Stored data entries
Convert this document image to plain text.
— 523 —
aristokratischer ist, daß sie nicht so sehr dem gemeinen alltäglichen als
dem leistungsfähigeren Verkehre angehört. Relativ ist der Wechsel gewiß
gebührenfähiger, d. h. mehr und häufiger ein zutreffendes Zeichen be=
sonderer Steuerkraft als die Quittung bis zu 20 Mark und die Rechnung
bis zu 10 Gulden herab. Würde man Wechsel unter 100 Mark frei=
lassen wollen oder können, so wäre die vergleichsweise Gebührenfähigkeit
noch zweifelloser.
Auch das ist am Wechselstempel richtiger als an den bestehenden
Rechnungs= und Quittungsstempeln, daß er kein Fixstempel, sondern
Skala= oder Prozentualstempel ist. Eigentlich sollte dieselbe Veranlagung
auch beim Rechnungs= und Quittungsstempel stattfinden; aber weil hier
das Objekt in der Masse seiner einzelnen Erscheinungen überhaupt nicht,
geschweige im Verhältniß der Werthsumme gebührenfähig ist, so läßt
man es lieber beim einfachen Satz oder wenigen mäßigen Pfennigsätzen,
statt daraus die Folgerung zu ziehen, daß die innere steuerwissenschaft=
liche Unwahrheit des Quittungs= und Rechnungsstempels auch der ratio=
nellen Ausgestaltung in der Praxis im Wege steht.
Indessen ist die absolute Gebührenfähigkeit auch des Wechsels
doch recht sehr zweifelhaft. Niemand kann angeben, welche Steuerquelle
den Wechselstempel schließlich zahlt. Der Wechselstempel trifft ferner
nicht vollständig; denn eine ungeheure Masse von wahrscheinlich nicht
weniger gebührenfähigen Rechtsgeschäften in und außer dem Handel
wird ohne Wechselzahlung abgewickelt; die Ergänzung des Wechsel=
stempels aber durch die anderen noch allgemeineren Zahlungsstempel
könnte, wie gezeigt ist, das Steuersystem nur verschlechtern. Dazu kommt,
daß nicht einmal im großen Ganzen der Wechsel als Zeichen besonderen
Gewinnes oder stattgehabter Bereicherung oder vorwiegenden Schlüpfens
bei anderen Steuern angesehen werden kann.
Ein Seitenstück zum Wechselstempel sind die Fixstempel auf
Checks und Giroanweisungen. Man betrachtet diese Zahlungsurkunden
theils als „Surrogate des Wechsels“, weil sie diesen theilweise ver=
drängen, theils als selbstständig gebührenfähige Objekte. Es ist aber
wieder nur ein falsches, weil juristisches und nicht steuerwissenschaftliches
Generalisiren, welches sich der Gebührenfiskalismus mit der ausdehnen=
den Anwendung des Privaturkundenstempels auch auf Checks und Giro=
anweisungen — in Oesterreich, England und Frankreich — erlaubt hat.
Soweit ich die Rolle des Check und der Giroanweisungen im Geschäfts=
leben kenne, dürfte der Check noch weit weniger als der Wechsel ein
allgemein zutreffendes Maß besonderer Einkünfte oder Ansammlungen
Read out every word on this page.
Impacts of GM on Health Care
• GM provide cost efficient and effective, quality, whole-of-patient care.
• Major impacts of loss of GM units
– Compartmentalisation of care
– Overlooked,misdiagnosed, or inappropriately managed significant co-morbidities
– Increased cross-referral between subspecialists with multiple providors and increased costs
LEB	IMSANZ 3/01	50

> _WORK TO BE COMPLETED_:
Retype the entries exactly, including every line.

> _RESULT BELOW_:
Convert this document image to plain text.
— 523 —
aristokratischer ist, daß sie nicht so sehr dem gemeinen alltäglichen als
dem leistungsfähigeren Verkehre angehört. Relativ ist der Wechsel gewiß
gebührenfähiger, d. h. mehr und häufiger ein zutreffendes Zeichen be=
sonderer Steuerkraft als die Quittung bis zu 20 Mark und die Rechnung
bis zu 10 Gulden herab. Würde man Wechsel unter 100 Mark frei=
lassen wollen oder können, so wäre die vergleichsweise Gebührenfähigkeit
noch zweifelloser.
Auch das ist am Wechselstempel richtiger als an den bestehenden
Rechnungs= und Quittungsstempeln, daß er kein Fixstempel, sondern
Skala= oder Prozentualstempel ist. Eigentlich sollte dieselbe Veranlagung
auch beim Rechnungs= und Quittungsstempel stattfinden; aber weil hier
das Objekt in der Masse seiner einzelnen Erscheinungen überhaupt nicht,
geschweige im Verhältniß der Werthsumme gebührenfähig ist, so läßt
man es lieber beim einfachen Satz oder wenigen mäßigen Pfennigsätzen,
statt daraus die Folgerung zu ziehen, daß die innere steuerwissenschaft=
liche Unwahrheit des Quittungs= und Rechnungsstempels auch der ratio=
nellen Ausgestaltung in der Praxis im Wege steht.
Indessen ist die absolute Gebührenfähigkeit auch des Wechsels
doch recht sehr zweifelhaft. Niemand kann angeben, welche Steuerquelle
den Wechselstempel schließlich zahlt. Der Wechselstempel trifft ferner
nicht vollständig; denn eine ungeheure Masse von wahrscheinlich nicht
weniger gebührenfähigen Rechtsgeschäften in und außer dem Handel
wird ohne Wechselzahlung abgewickelt; die Ergänzung des Wechsel=
stempels aber durch die anderen noch allgemeineren Zahlungsstempel
könnte, wie gezeigt ist, das Steuersystem nur verschlechtern. Dazu kommt,
daß nicht einmal im großen Ganzen der Wechsel als Zeichen besonderen
Gewinnes oder stattgehabter Bereicherung oder vorwiegenden Schlüpfens
bei anderen Steuern angesehen werden kann.
Ein Seitenstück zum Wechselstempel sind die Fixstempel auf
Checks und Giroanweisungen. Man betrachtet diese Zahlungsurkunden
theils als „Surrogate des Wechsels“, weil sie diesen theilweise ver=
drängen, theils als selbstständig gebührenfähige Objekte. Es ist aber
wieder nur ein falsches, weil juristisches und nicht steuerwissenschaftliches
Generalisiren, welches sich der Gebührenfiskalismus mit der ausdehnen=
den Anwendung des Privaturkundenstempels auch auf Checks und Giro=
anweisungen — in Oesterreich, England und Frankreich — erlaubt hat.
Soweit ich die Rolle des Check und der Giroanweisungen im Geschäfts=
leben kenne, dürfte der Check noch weit weniger als der Wechsel ein
allgemein zutreffendes Maß besonderer Einkünfte oder Ansammlungen
Read out every word on this page.
Impacts of GM on Health Care
• GM provide cost efficient and effective, quality, whole-of-patient care.
• Major impacts of loss of GM units
– Compartmentalisation of care
– Overlooked,misdiagnosed, or inappropriately managed significant co-morbidities
– Increased cross-referral between subspecialists with multiple providors and increased costs
LEB	IMSANZ 3/01	50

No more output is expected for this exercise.